Copy each line that contains the string "Japanese".

--- begin DATA SECTION ---

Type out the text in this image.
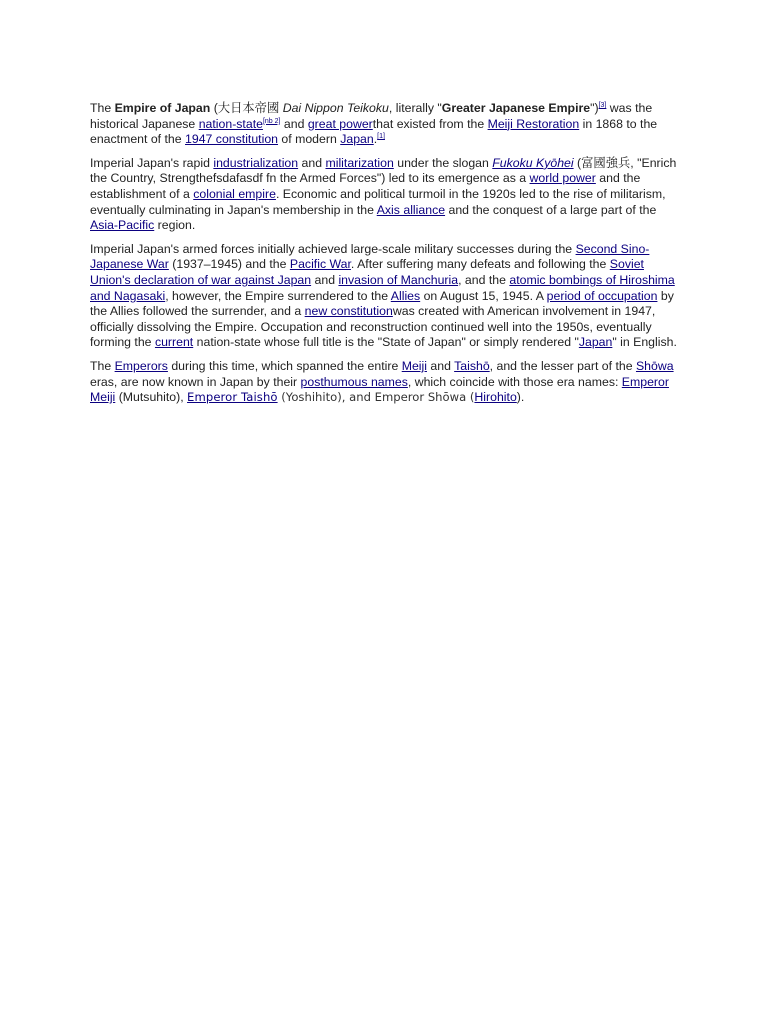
The Empire of Japan (大日本帝國 Dai Nippon Teikoku, literally "Greater Japanese Empire")[3] was the historical Japanese nation-state[nb 2] and great powerthat existed from the Meiji Restoration in 1868 to the enactment of the 1947 constitution of modern Japan.[1]

Imperial Japan's rapid industrialization and militarization under the slogan Fukoku Kyōhei (富國強兵, "Enrich the Country, Strengthefsdafasdf fn the Armed Forces") led to its emergence as a world power and the establishment of a colonial empire. Economic and political turmoil in the 1920s led to the rise of militarism, eventually culminating in Japan's membership in the Axis alliance and the conquest of a large part of the Asia-Pacific region.

Imperial Japan's armed forces initially achieved large-scale military successes during the Second Sino-Japanese War (1937–1945) and the Pacific War. After suffering many defeats and following the Soviet Union's declaration of war against Japan and invasion of Manchuria, and the atomic bombings of Hiroshima and Nagasaki, however, the Empire surrendered to the Allies on August 15, 1945. A period of occupation by the Allies followed the surrender, and a new constitutionwas created with American involvement in 1947, officially dissolving the Empire. Occupation and reconstruction continued well into the 1950s, eventually forming the current nation-state whose full title is the "State of Japan" or simply rendered "Japan" in English.

The Emperors during this time, which spanned the entire Meiji and Taishō, and the lesser part of the Shōwa eras, are now known in Japan by their posthumous names, which coincide with those era names: Emperor Meiji (Mutsuhito), Emperor Taishō (Yoshihito), and Emperor Shōwa (Hirohito).
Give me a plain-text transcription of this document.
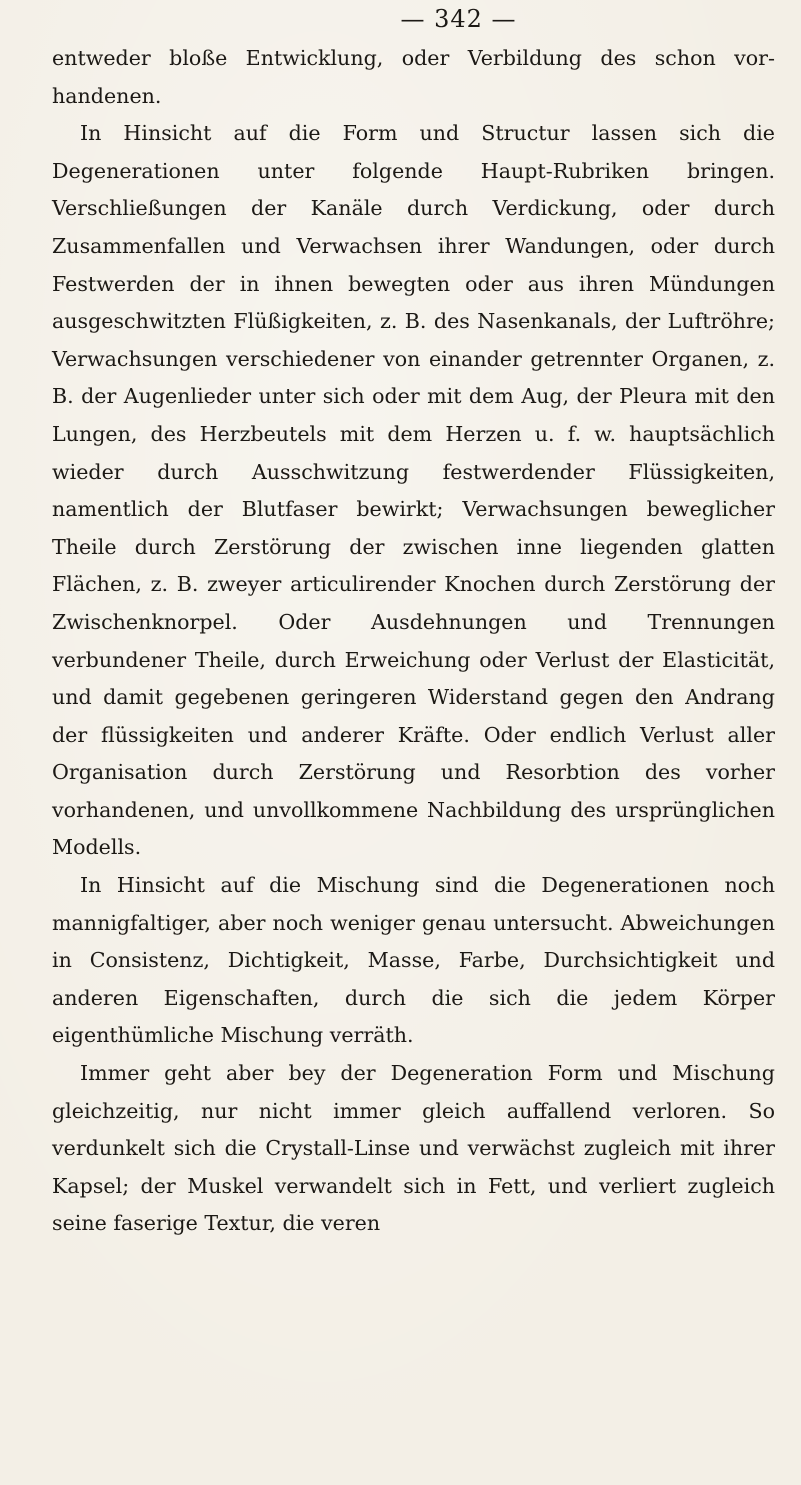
— 342 —

entweder bloße Entwicklung, oder Verbildung des schon vorhandenen.

In Hinsicht auf die Form und Structur lassen sich die Degenerationen unter folgende Haupt-Rubriken bringen. Verschließungen der Kanäle durch Verdickung, oder durch Zusammenfallen und Verwachsen ihrer Wandungen, oder durch Festwerden der in ihnen bewegten oder aus ihren Mündungen ausgeschwitzten Flüßigkeiten, z. B. des Nasenkanals, der Luftröhre; Verwachsungen verschiedener von einander getrennter Organen, z. B. der Augenlieder unter sich oder mit dem Aug, der Pleura mit den Lungen, des Herzbeutels mit dem Herzen u. f. w. hauptsächlich wieder durch Ausschwitzung festwerdender Flüssigkeiten, namentlich der Blutfaser bewirkt; Verwachsungen beweglicher Theile durch Zerstörung der zwischen inne liegenden glatten Flächen, z. B. zweyer articulirender Knochen durch Zerstörung der Zwischenknorpel. Oder Ausdehnungen und Trennungen verbundener Theile, durch Erweichung oder Verlust der Elasticität, und damit gegebenen geringeren Widerstand gegen den Andrang der flüssigkeiten und anderer Kräfte. Oder endlich Verlust aller Organisation durch Zerstörung und Resorbtion des vorher vorhandenen, und unvollkommene Nachbildung des ursprünglichen Modells.

In Hinsicht auf die Mischung sind die Degenerationen noch mannigfaltiger, aber noch weniger genau untersucht. Abweichungen in Consistenz, Dichtigkeit, Masse, Farbe, Durchsichtigkeit und anderen Eigenschaften, durch die sich die jedem Körper eigenthümliche Mischung verräth.

Immer geht aber bey der Degeneration Form und Mischung gleichzeitig, nur nicht immer gleich auffallend verloren. So verdunkelt sich die Crystall-Linse und verwächst zugleich mit ihrer Kapsel; der Muskel verwandelt sich in Fett, und verliert zugleich seine faserige Textur, die veren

--- end DATA SECTION ---

§ EXPECTED OUTPUT:
The Empire of Japan (大日本帝國 Dai Nippon Teikoku, literally "Greater Japanese Empire")[3] was the historical Japanese nation-state[nb 2] and great powerthat existed from the Meiji Restoration in 1868 to the enactment of the 1947 constitution of modern Japan.[1]
Imperial Japan's armed forces initially achieved large-scale military successes during the Second Sino-Japanese War (1937–1945) and the Pacific War. After suffering many defeats and following the Soviet Union's declaration of war against Japan and invasion of Manchuria, and the atomic bombings of Hiroshima and Nagasaki, however, the Empire surrendered to the Allies on August 15, 1945. A period of occupation by the Allies followed the surrender, and a new constitutionwas created with American involvement in 1947, officially dissolving the Empire. Occupation and reconstruction continued well into the 1950s, eventually forming the current nation-state whose full title is the "State of Japan" or simply rendered "Japan" in English.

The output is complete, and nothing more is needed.